▸ **TASK INSTRUCTIONS**
Each line that holds the word "name" counts once; give the total for the records below and nothing else.

▸ **STORED DATA**
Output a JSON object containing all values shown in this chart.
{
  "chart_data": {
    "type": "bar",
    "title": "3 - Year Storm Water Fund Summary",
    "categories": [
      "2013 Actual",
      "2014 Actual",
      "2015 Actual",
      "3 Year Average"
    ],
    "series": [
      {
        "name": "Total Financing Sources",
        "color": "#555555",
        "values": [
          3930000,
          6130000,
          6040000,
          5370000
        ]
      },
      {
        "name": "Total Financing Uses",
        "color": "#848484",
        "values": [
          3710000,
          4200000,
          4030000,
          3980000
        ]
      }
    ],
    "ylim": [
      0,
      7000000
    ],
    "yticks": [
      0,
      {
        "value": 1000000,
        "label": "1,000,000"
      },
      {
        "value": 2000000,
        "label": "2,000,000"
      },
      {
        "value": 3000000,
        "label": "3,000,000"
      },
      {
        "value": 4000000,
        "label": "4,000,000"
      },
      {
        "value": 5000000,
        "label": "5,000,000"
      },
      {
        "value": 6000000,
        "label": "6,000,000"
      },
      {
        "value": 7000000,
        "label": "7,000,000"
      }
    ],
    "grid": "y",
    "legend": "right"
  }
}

▸ **EXERCISE OUTPUT**
2